» **YOUR INSTRUCTIONS**: Would you extract the whole listing below and retype it exactly?

» **STORED DATA**:
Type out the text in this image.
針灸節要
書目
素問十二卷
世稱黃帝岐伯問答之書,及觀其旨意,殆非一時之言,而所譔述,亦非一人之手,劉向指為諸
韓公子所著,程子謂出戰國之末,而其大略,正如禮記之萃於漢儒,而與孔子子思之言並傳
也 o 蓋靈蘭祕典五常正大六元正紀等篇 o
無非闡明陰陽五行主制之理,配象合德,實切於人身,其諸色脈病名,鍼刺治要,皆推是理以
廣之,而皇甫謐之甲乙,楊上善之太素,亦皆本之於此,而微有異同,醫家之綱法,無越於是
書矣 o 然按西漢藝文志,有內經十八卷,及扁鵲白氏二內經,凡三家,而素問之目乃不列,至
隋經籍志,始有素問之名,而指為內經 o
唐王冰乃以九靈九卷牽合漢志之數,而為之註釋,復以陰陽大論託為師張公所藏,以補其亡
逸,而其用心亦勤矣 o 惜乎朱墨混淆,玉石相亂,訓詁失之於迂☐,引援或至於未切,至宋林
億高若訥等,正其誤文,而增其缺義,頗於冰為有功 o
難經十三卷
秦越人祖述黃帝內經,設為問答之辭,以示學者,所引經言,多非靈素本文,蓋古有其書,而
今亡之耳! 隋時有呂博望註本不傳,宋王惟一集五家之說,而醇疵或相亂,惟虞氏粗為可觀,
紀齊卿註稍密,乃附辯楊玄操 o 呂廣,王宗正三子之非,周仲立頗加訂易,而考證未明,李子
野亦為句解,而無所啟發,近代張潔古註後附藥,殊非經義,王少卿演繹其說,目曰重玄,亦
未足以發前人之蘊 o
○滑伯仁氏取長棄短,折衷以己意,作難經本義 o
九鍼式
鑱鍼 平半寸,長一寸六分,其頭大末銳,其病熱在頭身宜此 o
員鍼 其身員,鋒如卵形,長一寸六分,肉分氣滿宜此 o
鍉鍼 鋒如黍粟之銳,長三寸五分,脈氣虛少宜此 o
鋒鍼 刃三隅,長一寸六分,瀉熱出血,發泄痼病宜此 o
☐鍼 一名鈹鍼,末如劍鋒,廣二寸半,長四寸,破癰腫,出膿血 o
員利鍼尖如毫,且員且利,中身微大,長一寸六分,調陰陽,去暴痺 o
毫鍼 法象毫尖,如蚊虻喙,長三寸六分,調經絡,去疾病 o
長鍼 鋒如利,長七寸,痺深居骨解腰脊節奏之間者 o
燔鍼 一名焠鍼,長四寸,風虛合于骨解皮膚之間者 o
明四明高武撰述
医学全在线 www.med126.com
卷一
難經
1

» **OUTPUT OF THE TASK**:
Type out the text in this image.
針灸節要
書目
素問十二卷
世稱黃帝岐伯問答之書,及觀其旨意,殆非一時之言,而所譔述,亦非一人之手,劉向指為諸
韓公子所著,程子謂出戰國之末,而其大略,正如禮記之萃於漢儒,而與孔子子思之言並傳
也 o 蓋靈蘭祕典五常正大六元正紀等篇 o
無非闡明陰陽五行主制之理,配象合德,實切於人身,其諸色脈病名,鍼刺治要,皆推是理以
廣之,而皇甫謐之甲乙,楊上善之太素,亦皆本之於此,而微有異同,醫家之綱法,無越於是
書矣 o 然按西漢藝文志,有內經十八卷,及扁鵲白氏二內經,凡三家,而素問之目乃不列,至
隋經籍志,始有素問之名,而指為內經 o
唐王冰乃以九靈九卷牽合漢志之數,而為之註釋,復以陰陽大論託為師張公所藏,以補其亡
逸,而其用心亦勤矣 o 惜乎朱墨混淆,玉石相亂,訓詁失之於迂☐,引援或至於未切,至宋林
億高若訥等,正其誤文,而增其缺義,頗於冰為有功 o
難經十三卷
秦越人祖述黃帝內經,設為問答之辭,以示學者,所引經言,多非靈素本文,蓋古有其書,而
今亡之耳! 隋時有呂博望註本不傳,宋王惟一集五家之說,而醇疵或相亂,惟虞氏粗為可觀,
紀齊卿註稍密,乃附辯楊玄操 o 呂廣,王宗正三子之非,周仲立頗加訂易,而考證未明,李子
野亦為句解,而無所啟發,近代張潔古註後附藥,殊非經義,王少卿演繹其說,目曰重玄,亦
未足以發前人之蘊 o
○滑伯仁氏取長棄短,折衷以己意,作難經本義 o
九鍼式
鑱鍼 平半寸,長一寸六分,其頭大末銳,其病熱在頭身宜此 o
員鍼 其身員,鋒如卵形,長一寸六分,肉分氣滿宜此 o
鍉鍼 鋒如黍粟之銳,長三寸五分,脈氣虛少宜此 o
鋒鍼 刃三隅,長一寸六分,瀉熱出血,發泄痼病宜此 o
☐鍼 一名鈹鍼,末如劍鋒,廣二寸半,長四寸,破癰腫,出膿血 o
員利鍼尖如毫,且員且利,中身微大,長一寸六分,調陰陽,去暴痺 o
毫鍼 法象毫尖,如蚊虻喙,長三寸六分,調經絡,去疾病 o
長鍼 鋒如利,長七寸,痺深居骨解腰脊節奏之間者 o
燔鍼 一名焠鍼,長四寸,風虛合于骨解皮膚之間者 o
明四明高武撰述
医学全在线 www.med126.com
卷一
難經
1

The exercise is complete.